AIM: Spot every line with the word "ببلدة" and return it.

[Records from a dataset]
- - - - - - -

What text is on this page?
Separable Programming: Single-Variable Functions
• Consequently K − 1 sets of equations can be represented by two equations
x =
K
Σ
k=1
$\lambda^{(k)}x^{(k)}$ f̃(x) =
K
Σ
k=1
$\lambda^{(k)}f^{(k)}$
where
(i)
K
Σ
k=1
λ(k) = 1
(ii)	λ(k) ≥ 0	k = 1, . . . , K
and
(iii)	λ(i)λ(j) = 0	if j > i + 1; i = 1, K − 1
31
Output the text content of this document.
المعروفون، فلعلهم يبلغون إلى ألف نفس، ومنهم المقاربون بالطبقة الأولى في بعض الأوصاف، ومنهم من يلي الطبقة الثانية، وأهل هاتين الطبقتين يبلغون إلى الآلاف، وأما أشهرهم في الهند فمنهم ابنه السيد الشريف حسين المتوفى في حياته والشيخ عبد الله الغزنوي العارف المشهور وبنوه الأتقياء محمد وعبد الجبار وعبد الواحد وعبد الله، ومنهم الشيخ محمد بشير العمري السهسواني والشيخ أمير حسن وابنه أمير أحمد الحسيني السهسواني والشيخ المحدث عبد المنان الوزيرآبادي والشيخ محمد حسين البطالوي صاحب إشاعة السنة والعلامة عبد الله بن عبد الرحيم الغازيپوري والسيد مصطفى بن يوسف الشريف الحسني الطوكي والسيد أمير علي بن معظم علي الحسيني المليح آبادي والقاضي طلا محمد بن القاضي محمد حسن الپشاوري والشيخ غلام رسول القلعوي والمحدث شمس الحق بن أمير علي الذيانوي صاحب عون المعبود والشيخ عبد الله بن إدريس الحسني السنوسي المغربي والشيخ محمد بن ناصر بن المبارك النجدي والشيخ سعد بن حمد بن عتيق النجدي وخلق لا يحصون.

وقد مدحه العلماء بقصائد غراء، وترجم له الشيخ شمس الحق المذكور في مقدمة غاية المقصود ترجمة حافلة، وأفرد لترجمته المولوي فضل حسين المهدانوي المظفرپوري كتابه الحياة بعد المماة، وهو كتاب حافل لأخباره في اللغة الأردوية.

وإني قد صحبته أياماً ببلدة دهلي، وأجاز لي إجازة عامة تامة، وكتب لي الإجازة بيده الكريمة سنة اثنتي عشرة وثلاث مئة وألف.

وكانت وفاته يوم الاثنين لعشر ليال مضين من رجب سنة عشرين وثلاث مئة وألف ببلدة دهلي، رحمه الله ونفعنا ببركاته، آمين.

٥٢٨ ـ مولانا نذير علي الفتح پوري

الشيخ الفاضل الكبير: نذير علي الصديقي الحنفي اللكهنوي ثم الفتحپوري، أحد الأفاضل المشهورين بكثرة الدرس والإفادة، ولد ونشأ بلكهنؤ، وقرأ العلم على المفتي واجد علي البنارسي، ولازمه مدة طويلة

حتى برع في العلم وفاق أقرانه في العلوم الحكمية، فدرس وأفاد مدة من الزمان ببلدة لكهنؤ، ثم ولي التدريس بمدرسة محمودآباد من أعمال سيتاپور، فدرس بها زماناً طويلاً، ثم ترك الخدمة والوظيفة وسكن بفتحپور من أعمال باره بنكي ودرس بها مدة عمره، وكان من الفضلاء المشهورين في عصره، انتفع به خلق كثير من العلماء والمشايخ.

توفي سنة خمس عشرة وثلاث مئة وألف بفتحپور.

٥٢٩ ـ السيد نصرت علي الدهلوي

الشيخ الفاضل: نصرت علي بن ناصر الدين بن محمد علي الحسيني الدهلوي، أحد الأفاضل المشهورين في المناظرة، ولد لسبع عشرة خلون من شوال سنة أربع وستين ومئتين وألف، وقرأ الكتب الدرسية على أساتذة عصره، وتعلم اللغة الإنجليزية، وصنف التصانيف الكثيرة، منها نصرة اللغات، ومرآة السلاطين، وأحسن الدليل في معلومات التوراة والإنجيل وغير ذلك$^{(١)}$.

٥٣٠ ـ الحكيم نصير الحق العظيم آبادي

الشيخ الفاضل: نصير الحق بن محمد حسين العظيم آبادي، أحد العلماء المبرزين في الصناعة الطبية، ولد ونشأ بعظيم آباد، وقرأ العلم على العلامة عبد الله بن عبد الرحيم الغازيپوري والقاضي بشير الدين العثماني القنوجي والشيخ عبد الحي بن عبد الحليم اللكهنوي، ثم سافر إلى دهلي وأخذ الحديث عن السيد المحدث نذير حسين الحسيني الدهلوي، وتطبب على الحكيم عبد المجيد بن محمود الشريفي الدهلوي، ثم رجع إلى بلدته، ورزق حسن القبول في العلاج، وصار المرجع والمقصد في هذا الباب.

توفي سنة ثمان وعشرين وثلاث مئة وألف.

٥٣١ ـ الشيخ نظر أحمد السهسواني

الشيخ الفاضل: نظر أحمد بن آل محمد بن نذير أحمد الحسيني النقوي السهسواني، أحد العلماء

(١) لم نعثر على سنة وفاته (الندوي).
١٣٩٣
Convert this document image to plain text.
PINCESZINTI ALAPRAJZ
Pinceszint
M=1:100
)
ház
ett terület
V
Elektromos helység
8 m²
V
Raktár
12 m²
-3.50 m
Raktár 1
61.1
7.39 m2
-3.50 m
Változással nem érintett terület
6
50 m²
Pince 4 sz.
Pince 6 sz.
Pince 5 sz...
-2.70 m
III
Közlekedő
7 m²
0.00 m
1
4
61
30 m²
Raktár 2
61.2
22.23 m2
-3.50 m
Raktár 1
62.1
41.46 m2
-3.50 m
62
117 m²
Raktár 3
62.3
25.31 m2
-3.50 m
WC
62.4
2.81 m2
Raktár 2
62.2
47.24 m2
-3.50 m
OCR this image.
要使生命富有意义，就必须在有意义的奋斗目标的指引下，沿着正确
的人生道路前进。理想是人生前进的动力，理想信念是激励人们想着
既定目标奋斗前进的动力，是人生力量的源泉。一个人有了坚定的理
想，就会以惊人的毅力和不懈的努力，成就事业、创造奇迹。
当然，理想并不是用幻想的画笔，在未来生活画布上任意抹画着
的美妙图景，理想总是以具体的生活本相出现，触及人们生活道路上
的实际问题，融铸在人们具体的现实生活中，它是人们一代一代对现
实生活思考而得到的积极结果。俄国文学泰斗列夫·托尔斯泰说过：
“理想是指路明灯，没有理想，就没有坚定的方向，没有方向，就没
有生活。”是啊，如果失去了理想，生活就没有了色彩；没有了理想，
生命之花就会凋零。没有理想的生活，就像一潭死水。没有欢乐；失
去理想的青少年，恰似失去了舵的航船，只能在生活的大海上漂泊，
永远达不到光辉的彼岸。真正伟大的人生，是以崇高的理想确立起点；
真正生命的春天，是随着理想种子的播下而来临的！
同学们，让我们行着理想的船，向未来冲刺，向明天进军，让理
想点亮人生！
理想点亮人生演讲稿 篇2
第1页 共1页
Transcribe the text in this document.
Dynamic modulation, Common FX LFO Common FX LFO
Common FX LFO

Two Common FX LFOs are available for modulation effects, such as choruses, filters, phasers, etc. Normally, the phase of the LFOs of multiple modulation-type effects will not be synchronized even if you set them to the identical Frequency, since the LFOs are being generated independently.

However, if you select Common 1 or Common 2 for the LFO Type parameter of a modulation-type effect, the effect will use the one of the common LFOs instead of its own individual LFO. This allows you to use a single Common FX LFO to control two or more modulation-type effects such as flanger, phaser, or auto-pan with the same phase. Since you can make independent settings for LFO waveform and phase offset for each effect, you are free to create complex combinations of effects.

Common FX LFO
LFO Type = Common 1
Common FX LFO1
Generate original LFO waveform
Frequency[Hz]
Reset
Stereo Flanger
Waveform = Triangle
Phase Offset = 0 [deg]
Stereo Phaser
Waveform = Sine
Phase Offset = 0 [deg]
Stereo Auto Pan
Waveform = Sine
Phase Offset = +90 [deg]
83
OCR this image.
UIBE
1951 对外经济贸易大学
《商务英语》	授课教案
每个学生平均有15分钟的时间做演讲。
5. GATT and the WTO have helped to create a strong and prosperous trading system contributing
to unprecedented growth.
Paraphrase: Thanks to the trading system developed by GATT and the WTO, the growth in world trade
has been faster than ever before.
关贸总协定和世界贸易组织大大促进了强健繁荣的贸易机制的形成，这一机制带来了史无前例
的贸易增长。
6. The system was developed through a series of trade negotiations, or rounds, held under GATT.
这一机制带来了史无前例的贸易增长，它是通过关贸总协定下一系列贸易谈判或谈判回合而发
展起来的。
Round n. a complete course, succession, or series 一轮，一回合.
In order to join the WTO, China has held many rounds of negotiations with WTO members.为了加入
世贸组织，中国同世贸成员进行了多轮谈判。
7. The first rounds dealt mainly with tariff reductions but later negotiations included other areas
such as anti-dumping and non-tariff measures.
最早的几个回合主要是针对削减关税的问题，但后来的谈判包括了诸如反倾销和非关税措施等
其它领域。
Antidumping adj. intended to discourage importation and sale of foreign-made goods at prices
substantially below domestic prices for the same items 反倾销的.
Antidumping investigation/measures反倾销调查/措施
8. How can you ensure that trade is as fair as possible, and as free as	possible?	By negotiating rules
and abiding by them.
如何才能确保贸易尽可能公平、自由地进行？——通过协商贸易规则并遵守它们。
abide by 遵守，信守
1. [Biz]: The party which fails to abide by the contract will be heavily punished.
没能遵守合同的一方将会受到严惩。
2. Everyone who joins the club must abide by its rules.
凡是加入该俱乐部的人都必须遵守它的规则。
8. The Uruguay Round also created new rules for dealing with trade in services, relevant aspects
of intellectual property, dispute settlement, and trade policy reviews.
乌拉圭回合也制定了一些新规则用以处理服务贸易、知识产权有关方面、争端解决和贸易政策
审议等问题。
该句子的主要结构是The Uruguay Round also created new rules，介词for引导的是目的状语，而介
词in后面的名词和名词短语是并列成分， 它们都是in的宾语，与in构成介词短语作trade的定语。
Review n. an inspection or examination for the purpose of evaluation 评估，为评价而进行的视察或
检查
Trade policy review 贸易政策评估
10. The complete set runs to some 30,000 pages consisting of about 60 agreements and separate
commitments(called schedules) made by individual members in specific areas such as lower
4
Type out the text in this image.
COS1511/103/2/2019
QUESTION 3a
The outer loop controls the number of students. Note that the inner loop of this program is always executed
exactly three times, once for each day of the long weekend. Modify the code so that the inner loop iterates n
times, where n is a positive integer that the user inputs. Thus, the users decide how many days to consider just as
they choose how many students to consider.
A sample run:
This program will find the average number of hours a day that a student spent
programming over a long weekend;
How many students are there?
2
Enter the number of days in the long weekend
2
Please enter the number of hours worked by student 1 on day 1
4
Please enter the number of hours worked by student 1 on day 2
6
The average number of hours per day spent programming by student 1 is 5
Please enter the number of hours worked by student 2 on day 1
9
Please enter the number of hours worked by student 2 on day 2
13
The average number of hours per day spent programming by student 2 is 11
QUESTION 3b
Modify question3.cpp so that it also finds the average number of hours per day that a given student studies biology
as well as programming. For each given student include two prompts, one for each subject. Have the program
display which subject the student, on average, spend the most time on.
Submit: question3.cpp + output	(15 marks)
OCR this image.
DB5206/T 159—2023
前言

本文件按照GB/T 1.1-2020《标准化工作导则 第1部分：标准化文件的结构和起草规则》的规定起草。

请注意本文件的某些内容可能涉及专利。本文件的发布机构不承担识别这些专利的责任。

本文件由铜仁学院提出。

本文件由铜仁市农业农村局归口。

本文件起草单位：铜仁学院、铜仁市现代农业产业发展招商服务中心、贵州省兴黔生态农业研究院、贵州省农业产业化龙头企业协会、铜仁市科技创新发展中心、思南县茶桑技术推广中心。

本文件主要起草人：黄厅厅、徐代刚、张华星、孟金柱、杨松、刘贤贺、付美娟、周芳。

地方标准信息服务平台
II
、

- - - - - - -

COMPLETED EXERCISE:
وإني قد صحبته أياماً ببلدة دهلي، وأجاز لي إجازة عامة تامة، وكتب لي الإجازة بيده الكريمة سنة اثنتي عشرة وثلاث مئة وألف.
وكانت وفاته يوم الاثنين لعشر ليال مضين من رجب سنة عشرين وثلاث مئة وألف ببلدة دهلي، رحمه الله ونفعنا ببركاته، آمين.
حتى برع في العلم وفاق أقرانه في العلوم الحكمية، فدرس وأفاد مدة من الزمان ببلدة لكهنؤ، ثم ولي التدريس بمدرسة محمودآباد من أعمال سيتاپور، فدرس بها زماناً طويلاً، ثم ترك الخدمة والوظيفة وسكن بفتحپور من أعمال باره بنكي ودرس بها مدة عمره، وكان من الفضلاء المشهورين في عصره، انتفع به خلق كثير من العلماء والمشايخ.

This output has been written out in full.